### Work request 1
Reproduce the passage about Euclid's Elements from "They don't recommending" to "we came from.".
### Work request 2
According to the story in the passage about Euclid's Elements, how old was Thomas Hobbes before he looked on geometry?
### Work request 3
Proceed with the passage about Euclid's Elements and Thomas Hobbes, starting after its last sentence.

They don't recommending Euclid as a way to learn geometry, they recommend him because his book has been the foundation of the scientific dialog for the last several millennia. Regardless of whether his formalization of geometry is the most up-to-date, every subsequent mathematician and logician has been building on The Elements. That fact alone makes it valuable to read, not as a way to learn geometry, but as a way to understand where we came from.
There's a little story told about the philosopher Thomas Hobbes, by John Aubrey:

"He was (vide his life) 40 yeares old before he looked on geometry; which happened accidentally. Being in a gentleman's library in ..., Euclid's Elements lay open, and 'twas the 47 El. libri I[Pythagorean theorem]. He read the proposition. 'By G--,' sayd he, 'this is impossible!' So he reads the demonstration of it, which referred him back to such a proposition; which proposition he read. That referred him back to another, which he also read. Et sic deinceps, that at last he was demonstratively convinced of that trueth. This made him in love with geometry."

Bounding box prediction data:
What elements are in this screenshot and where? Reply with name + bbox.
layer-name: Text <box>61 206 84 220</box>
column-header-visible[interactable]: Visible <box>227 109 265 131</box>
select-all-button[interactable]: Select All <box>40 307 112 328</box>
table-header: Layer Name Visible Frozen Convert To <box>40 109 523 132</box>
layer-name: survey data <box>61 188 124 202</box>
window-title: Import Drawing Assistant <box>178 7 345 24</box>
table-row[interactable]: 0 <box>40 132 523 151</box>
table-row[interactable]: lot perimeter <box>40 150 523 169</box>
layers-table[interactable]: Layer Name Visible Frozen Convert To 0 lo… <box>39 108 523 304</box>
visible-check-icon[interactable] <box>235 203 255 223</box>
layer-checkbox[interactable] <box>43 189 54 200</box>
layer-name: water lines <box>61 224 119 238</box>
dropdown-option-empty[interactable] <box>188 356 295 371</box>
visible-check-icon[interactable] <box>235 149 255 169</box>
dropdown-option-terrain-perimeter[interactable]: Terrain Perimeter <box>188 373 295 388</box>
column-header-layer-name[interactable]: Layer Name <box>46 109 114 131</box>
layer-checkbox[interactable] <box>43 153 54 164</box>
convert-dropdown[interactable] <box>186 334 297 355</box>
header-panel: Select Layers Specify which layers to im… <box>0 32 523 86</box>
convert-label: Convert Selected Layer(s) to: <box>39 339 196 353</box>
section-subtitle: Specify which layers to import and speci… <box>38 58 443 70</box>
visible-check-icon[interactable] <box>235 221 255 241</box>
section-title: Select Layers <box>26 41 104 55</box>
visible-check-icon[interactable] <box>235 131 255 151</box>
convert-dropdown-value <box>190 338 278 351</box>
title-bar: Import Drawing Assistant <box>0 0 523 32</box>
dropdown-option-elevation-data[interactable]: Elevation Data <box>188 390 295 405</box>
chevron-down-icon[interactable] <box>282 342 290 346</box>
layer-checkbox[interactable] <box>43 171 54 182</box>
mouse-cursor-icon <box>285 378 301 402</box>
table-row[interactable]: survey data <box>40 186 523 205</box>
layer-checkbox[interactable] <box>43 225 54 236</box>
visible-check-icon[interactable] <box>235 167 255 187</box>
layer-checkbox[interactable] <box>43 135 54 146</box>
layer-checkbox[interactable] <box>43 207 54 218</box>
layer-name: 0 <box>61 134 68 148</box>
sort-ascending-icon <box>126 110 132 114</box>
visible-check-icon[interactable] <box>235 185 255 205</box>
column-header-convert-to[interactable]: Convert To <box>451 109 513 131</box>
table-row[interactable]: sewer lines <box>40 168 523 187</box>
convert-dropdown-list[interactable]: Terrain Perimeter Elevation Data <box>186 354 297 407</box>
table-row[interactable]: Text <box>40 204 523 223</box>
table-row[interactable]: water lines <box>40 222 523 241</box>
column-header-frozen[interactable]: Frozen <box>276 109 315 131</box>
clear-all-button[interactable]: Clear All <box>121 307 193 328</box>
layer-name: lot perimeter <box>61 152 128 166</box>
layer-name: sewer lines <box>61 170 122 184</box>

### Task output 1
They don't recommending Euclid as a way to learn geometry, they recommend him because his book has been the foundation of the scientific dialog for the last several millennia. Regardless of whether his formalization of geometry is the most up-to-date, every subsequent mathematician and logician has been building on The Elements. That fact alone makes it valuable to read, not as a way to learn geometry, but as a way to understand where we came from.

### Task output 2
He was 40 years old.

### Task output 3
Reading all of Euclid's Elements is a big undertaking, though I think you can get a sufficient taste and appreciation of iron-clad logical reasoning and demonstration from going through some subset of it. Perhaps working through a single proposition back through its base propositions, definitions, common notions, and postulates will be enough to alter your thinking and at least see what's possible. Unlike the author I can't tell from discussion sampling if people are ignorant of Euclid, but I have been frustrated by 1-on-1 failures to win arguments by mathematical proof (e.g. that 0.999.... = 1) and such an unwillingness to accept such things shows a profound disconnect in how we look at the world. Reading Euclid may help that.

On the other hand, lots of software developers are exposed to proofs as part of their formal education (those who received one), so how much Euclid can add here is questionable, vs. actually putting proofs into practice by learning things like TLA+, or learning about probabilistic inference which is more needed outside crisp and clear worlds like Euclidean geometry. Personally I'd sooner have software developers take a few minutes to learn and reflect on Chesterton's Fence, than working through examples of geometry proofs, and maybe some can learn to reduce their bad habit of sloppily "reconstructing things from first principles" (where "first" is frequently "first thought of").

Then you, as Moicanu below, didn't understood my point: You learn less from the Elements than from later, curated sources. Analogously, no one would advocate reading Newton's Principia to "understand where we came from". You would first learn the theory (geometry resp physics) with up-to-date sources, then read a commentary of the original (which is often longer than the original), and only then you'd be able to get something out of reading a translation of the original.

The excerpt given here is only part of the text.